Description of the task:
Locate every line in the records below that contains the word "image", and copy each one.

The input:
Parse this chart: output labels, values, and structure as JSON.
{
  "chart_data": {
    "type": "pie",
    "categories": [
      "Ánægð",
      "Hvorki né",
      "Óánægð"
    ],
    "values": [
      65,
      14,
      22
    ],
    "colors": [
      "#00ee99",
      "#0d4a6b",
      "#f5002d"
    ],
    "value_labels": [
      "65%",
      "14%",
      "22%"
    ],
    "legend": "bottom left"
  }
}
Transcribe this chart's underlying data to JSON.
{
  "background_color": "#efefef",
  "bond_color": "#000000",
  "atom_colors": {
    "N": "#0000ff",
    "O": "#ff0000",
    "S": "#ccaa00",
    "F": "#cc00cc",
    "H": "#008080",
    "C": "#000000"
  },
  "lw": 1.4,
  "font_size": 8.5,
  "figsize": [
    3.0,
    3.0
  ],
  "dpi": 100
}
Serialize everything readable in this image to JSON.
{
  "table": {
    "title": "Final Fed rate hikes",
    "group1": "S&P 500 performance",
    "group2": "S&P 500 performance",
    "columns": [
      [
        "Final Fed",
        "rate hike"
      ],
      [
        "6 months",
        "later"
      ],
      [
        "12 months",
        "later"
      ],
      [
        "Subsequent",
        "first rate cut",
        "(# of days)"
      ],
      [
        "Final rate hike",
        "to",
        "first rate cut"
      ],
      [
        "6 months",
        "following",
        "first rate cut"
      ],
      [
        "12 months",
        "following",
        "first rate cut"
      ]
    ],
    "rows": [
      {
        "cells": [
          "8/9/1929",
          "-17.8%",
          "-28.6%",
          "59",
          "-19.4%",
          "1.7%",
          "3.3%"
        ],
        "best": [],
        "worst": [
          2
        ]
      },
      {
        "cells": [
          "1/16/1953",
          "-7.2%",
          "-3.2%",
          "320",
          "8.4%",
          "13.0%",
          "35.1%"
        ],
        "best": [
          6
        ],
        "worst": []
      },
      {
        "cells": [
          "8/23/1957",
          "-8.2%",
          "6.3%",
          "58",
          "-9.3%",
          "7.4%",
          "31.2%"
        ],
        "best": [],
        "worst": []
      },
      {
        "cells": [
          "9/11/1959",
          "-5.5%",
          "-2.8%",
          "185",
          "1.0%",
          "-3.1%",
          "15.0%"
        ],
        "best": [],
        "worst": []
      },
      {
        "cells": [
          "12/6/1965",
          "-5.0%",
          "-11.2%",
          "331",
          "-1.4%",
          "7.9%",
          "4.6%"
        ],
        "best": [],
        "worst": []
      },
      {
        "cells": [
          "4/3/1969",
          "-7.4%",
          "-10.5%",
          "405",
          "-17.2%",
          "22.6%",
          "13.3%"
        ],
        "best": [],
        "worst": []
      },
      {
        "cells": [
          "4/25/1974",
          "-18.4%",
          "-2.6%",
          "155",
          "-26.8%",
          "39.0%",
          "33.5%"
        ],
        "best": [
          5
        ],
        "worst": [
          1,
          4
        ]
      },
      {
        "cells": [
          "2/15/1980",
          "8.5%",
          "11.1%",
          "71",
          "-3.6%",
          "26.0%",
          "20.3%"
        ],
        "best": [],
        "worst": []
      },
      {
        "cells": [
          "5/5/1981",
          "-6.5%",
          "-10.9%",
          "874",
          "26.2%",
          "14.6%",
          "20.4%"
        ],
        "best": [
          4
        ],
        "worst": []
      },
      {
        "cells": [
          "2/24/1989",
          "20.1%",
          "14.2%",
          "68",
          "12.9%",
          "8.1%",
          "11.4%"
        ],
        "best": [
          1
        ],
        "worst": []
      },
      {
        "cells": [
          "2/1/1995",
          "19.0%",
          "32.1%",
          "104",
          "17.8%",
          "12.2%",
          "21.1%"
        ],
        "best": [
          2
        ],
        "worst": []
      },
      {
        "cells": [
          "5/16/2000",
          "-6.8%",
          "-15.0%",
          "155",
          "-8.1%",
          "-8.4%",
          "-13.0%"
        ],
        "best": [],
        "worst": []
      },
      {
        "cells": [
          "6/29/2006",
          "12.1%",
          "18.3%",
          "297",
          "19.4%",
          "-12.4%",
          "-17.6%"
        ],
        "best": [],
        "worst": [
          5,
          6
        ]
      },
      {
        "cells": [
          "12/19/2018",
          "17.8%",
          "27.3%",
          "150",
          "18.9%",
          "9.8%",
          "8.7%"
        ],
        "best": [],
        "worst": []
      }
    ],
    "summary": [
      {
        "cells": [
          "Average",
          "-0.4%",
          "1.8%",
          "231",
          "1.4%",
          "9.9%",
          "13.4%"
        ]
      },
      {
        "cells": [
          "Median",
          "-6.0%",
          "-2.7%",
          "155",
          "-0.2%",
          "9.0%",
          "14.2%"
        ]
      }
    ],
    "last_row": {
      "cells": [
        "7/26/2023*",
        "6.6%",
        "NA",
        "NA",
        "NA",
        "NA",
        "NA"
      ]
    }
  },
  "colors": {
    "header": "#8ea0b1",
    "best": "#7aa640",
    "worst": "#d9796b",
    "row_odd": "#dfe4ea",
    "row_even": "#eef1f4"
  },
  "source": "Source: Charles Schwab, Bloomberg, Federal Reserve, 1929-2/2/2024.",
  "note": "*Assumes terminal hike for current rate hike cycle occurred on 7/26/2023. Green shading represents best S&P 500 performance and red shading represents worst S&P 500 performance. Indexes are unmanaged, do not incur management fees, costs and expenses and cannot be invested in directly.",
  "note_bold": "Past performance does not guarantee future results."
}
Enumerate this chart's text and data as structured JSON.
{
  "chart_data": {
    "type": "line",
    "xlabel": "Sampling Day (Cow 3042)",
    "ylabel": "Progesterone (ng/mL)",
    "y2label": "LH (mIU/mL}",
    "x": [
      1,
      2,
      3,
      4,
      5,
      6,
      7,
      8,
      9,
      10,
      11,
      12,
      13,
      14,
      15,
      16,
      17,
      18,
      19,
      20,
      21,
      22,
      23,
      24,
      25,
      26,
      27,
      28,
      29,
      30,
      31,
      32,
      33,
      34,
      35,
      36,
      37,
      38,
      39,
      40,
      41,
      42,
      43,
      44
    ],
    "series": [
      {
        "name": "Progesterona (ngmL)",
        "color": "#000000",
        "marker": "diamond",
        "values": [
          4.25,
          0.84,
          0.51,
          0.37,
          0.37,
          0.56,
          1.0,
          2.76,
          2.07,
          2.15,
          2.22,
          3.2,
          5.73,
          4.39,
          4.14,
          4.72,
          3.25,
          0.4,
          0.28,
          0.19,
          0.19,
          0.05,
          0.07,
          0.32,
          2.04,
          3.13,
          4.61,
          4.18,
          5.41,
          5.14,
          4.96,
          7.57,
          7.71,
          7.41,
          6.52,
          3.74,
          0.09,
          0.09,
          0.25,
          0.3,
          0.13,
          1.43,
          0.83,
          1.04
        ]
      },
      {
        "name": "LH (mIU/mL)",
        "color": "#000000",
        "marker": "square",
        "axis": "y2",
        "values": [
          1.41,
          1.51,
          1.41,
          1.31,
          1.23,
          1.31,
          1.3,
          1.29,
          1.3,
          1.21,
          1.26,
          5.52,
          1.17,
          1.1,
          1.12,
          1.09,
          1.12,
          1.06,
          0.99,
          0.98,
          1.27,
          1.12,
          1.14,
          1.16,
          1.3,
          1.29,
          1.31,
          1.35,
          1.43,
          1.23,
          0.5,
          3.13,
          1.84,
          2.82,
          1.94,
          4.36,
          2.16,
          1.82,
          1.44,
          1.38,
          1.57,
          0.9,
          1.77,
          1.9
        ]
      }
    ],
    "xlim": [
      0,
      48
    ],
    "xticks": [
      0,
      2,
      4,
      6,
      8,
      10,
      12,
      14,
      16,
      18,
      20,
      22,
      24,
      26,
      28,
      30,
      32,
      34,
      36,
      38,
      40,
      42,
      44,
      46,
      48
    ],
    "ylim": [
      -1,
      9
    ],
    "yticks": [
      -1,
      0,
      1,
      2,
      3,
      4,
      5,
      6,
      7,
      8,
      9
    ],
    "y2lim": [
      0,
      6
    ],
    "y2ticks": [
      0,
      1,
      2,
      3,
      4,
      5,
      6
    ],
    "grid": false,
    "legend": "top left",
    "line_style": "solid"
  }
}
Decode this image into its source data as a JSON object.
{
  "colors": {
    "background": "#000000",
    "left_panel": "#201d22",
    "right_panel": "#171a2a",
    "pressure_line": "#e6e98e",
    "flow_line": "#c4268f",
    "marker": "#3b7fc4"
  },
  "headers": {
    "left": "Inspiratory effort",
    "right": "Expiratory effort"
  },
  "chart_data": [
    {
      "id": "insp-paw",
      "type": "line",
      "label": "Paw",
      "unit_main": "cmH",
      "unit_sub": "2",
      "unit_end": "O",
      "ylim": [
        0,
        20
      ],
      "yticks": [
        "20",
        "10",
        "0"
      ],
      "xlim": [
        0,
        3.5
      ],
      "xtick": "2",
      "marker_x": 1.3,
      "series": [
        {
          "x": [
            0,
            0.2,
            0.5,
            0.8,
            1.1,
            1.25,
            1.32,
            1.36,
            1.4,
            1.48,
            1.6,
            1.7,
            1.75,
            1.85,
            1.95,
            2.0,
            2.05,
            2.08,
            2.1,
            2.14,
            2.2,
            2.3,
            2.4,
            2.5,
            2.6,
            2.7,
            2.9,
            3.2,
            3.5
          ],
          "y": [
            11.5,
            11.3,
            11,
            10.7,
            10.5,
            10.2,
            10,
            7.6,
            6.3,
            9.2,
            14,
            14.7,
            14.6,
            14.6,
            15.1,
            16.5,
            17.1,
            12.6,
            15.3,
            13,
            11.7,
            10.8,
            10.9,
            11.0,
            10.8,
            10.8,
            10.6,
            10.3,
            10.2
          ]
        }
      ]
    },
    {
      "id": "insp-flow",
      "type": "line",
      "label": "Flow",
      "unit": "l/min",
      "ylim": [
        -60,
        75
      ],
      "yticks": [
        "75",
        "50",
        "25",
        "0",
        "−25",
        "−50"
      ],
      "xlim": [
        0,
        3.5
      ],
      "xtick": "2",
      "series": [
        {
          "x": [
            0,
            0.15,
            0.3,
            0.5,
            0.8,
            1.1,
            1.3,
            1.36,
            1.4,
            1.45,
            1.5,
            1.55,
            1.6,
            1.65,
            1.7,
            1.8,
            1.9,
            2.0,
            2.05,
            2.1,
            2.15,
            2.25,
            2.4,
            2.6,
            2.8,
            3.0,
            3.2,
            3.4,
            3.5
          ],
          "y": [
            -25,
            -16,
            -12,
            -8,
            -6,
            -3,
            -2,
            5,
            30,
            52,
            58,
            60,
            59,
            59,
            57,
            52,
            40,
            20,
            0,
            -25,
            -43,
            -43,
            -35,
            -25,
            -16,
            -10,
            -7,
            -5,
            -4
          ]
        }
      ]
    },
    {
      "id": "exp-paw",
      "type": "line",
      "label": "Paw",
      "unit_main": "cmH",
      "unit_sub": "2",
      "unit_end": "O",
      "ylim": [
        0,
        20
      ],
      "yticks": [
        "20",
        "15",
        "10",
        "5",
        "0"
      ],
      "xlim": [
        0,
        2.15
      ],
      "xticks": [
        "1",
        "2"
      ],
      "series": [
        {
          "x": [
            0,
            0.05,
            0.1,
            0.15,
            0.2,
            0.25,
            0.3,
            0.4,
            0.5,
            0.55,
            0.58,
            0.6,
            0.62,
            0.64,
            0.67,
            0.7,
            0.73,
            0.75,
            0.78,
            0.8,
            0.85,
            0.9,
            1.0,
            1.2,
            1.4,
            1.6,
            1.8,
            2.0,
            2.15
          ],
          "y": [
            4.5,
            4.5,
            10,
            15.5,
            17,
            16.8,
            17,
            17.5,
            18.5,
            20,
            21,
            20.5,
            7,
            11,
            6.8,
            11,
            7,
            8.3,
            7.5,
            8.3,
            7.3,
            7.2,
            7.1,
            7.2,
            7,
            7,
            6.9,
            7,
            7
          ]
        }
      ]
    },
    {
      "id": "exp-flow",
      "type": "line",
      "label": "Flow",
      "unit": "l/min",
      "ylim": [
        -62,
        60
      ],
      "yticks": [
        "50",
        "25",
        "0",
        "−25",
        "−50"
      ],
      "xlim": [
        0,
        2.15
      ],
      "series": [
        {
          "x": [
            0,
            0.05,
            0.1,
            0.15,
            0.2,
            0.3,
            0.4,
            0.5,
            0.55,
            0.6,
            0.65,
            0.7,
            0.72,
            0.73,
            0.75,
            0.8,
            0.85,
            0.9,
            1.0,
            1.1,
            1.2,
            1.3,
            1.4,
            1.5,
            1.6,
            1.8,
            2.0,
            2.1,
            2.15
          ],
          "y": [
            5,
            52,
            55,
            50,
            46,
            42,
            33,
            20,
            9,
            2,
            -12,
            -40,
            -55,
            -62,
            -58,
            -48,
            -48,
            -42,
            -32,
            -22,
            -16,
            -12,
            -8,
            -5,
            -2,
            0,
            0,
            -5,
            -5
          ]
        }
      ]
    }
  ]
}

Response to this exercise:
Serialize everything readable in this image to JSON.
Decode this image into its source data as a JSON object.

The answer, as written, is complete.